Collected data entries
────
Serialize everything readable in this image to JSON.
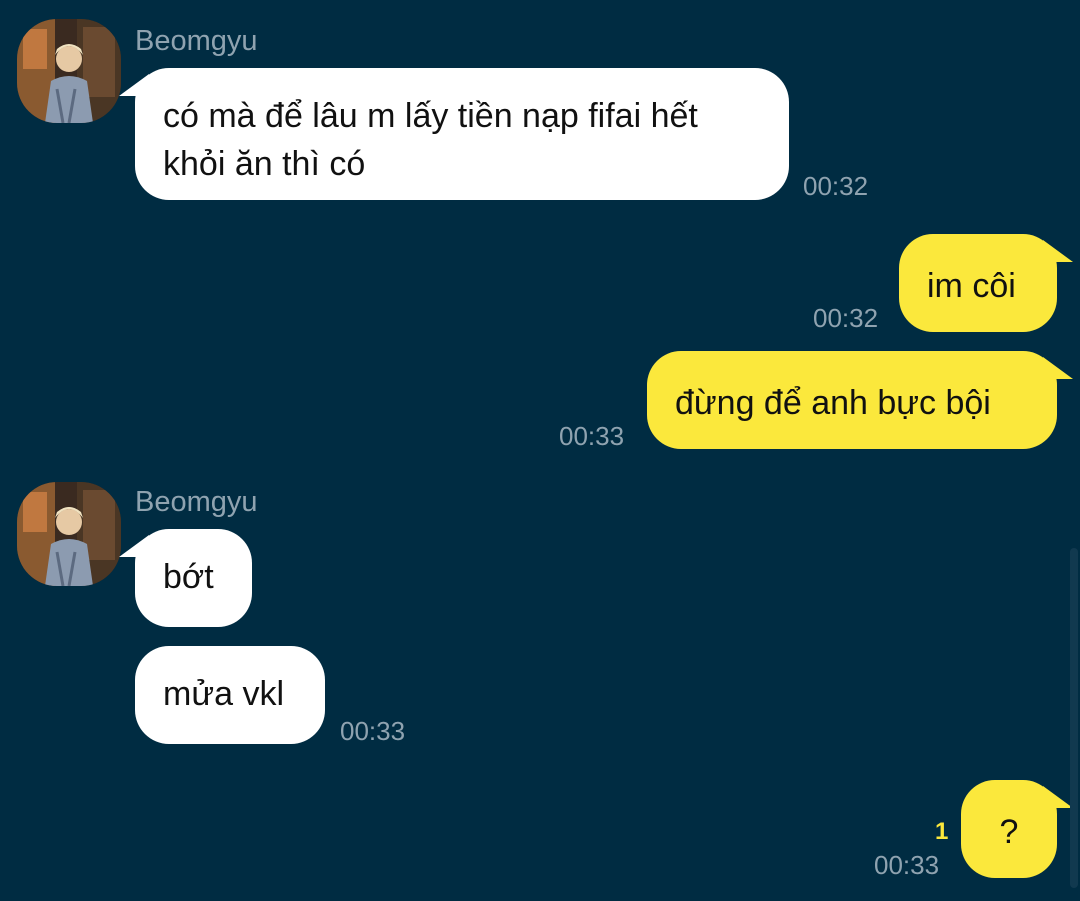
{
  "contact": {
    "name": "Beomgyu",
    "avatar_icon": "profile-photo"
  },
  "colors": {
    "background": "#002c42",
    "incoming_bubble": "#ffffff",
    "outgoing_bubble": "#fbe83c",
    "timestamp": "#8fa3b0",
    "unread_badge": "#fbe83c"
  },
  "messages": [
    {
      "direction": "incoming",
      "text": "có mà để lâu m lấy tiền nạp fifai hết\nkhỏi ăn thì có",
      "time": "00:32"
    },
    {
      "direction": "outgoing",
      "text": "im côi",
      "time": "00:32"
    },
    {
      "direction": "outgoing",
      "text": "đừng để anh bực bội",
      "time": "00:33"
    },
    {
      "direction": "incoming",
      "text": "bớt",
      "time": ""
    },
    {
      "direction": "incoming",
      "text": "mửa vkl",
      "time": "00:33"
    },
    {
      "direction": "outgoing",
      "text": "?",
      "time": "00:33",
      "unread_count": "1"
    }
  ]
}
────
Problem to work on -
Gather and copy every line of the data in which the string "text" is found.

Result of this exercise -
      "text": "có mà để lâu m lấy tiền nạp fifai hết\nkhỏi ăn thì có",
      "text": "im côi",
      "text": "đừng để anh bực bội",
      "text": "bớt",
      "text": "mửa vkl",
      "text": "?",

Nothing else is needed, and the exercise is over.